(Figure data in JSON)
* * * * * * *

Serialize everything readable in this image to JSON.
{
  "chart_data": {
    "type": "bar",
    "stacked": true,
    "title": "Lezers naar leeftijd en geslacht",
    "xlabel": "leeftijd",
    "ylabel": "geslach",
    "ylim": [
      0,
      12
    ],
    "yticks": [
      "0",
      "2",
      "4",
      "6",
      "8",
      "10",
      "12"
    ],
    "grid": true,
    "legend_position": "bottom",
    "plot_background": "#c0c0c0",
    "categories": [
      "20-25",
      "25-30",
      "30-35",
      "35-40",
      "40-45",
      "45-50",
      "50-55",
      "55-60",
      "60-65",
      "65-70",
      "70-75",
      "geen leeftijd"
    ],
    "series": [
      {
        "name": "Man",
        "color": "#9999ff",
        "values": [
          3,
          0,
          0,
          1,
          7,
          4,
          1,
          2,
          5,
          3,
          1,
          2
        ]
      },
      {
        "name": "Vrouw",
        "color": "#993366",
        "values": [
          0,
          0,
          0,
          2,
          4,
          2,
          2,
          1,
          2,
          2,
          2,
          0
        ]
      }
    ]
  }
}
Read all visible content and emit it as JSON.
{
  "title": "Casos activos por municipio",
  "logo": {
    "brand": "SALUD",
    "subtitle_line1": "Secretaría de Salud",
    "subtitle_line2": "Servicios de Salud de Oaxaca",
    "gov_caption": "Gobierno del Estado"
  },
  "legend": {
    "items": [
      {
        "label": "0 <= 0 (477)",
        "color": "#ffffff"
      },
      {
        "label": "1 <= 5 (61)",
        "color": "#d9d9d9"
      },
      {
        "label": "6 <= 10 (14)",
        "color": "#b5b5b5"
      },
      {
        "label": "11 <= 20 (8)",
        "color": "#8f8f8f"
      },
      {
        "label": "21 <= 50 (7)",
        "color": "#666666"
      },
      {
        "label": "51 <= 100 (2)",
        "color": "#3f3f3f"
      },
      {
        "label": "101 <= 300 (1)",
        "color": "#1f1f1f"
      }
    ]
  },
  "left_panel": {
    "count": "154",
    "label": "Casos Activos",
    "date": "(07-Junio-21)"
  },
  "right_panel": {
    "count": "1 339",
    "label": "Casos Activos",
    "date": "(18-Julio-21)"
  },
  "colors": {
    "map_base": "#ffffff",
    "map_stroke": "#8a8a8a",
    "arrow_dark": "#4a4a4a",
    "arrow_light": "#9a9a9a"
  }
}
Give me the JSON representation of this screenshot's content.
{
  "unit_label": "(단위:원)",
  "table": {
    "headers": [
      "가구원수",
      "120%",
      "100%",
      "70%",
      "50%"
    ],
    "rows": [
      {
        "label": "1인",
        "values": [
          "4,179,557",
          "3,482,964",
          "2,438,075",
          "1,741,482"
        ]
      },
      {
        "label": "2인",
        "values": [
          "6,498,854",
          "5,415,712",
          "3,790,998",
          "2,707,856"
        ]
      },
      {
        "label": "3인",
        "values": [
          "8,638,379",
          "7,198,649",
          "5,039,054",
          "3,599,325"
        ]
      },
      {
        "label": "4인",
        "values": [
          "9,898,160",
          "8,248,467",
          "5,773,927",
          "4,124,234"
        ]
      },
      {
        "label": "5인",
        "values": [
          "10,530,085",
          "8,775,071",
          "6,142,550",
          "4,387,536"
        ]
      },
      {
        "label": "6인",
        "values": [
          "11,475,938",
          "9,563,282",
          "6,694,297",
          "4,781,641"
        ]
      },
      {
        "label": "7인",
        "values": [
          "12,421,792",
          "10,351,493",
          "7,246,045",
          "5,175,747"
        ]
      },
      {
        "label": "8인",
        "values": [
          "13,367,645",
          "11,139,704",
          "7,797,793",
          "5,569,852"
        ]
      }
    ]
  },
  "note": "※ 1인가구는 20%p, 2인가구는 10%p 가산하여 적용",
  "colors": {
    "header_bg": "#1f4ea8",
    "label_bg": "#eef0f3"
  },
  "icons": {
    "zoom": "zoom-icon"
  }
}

* * * * * * *

### [TASK]
Make an exact copy of the data above.

### [RESPONSE TO THE TASK]
Serialize everything readable in this image to JSON.
{
  "chart_data": {
    "type": "bar",
    "stacked": true,
    "title": "Lezers naar leeftijd en geslacht",
    "xlabel": "leeftijd",
    "ylabel": "geslach",
    "ylim": [
      0,
      12
    ],
    "yticks": [
      "0",
      "2",
      "4",
      "6",
      "8",
      "10",
      "12"
    ],
    "grid": true,
    "legend_position": "bottom",
    "plot_background": "#c0c0c0",
    "categories": [
      "20-25",
      "25-30",
      "30-35",
      "35-40",
      "40-45",
      "45-50",
      "50-55",
      "55-60",
      "60-65",
      "65-70",
      "70-75",
      "geen leeftijd"
    ],
    "series": [
      {
        "name": "Man",
        "color": "#9999ff",
        "values": [
          3,
          0,
          0,
          1,
          7,
          4,
          1,
          2,
          5,
          3,
          1,
          2
        ]
      },
      {
        "name": "Vrouw",
        "color": "#993366",
        "values": [
          0,
          0,
          0,
          2,
          4,
          2,
          2,
          1,
          2,
          2,
          2,
          0
        ]
      }
    ]
  }
}
Read all visible content and emit it as JSON.
{
  "title": "Casos activos por municipio",
  "logo": {
    "brand": "SALUD",
    "subtitle_line1": "Secretaría de Salud",
    "subtitle_line2": "Servicios de Salud de Oaxaca",
    "gov_caption": "Gobierno del Estado"
  },
  "legend": {
    "items": [
      {
        "label": "0 <= 0 (477)",
        "color": "#ffffff"
      },
      {
        "label": "1 <= 5 (61)",
        "color": "#d9d9d9"
      },
      {
        "label": "6 <= 10 (14)",
        "color": "#b5b5b5"
      },
      {
        "label": "11 <= 20 (8)",
        "color": "#8f8f8f"
      },
      {
        "label": "21 <= 50 (7)",
        "color": "#666666"
      },
      {
        "label": "51 <= 100 (2)",
        "color": "#3f3f3f"
      },
      {
        "label": "101 <= 300 (1)",
        "color": "#1f1f1f"
      }
    ]
  },
  "left_panel": {
    "count": "154",
    "label": "Casos Activos",
    "date": "(07-Junio-21)"
  },
  "right_panel": {
    "count": "1 339",
    "label": "Casos Activos",
    "date": "(18-Julio-21)"
  },
  "colors": {
    "map_base": "#ffffff",
    "map_stroke": "#8a8a8a",
    "arrow_dark": "#4a4a4a",
    "arrow_light": "#9a9a9a"
  }
}
Give me the JSON representation of this screenshot's content.
{
  "unit_label": "(단위:원)",
  "table": {
    "headers": [
      "가구원수",
      "120%",
      "100%",
      "70%",
      "50%"
    ],
    "rows": [
      {
        "label": "1인",
        "values": [
          "4,179,557",
          "3,482,964",
          "2,438,075",
          "1,741,482"
        ]
      },
      {
        "label": "2인",
        "values": [
          "6,498,854",
          "5,415,712",
          "3,790,998",
          "2,707,856"
        ]
      },
      {
        "label": "3인",
        "values": [
          "8,638,379",
          "7,198,649",
          "5,039,054",
          "3,599,325"
        ]
      },
      {
        "label": "4인",
        "values": [
          "9,898,160",
          "8,248,467",
          "5,773,927",
          "4,124,234"
        ]
      },
      {
        "label": "5인",
        "values": [
          "10,530,085",
          "8,775,071",
          "6,142,550",
          "4,387,536"
        ]
      },
      {
        "label": "6인",
        "values": [
          "11,475,938",
          "9,563,282",
          "6,694,297",
          "4,781,641"
        ]
      },
      {
        "label": "7인",
        "values": [
          "12,421,792",
          "10,351,493",
          "7,246,045",
          "5,175,747"
        ]
      },
      {
        "label": "8인",
        "values": [
          "13,367,645",
          "11,139,704",
          "7,797,793",
          "5,569,852"
        ]
      }
    ]
  },
  "note": "※ 1인가구는 20%p, 2인가구는 10%p 가산하여 적용",
  "colors": {
    "header_bg": "#1f4ea8",
    "label_bg": "#eef0f3"
  },
  "icons": {
    "zoom": "zoom-icon"
  }
}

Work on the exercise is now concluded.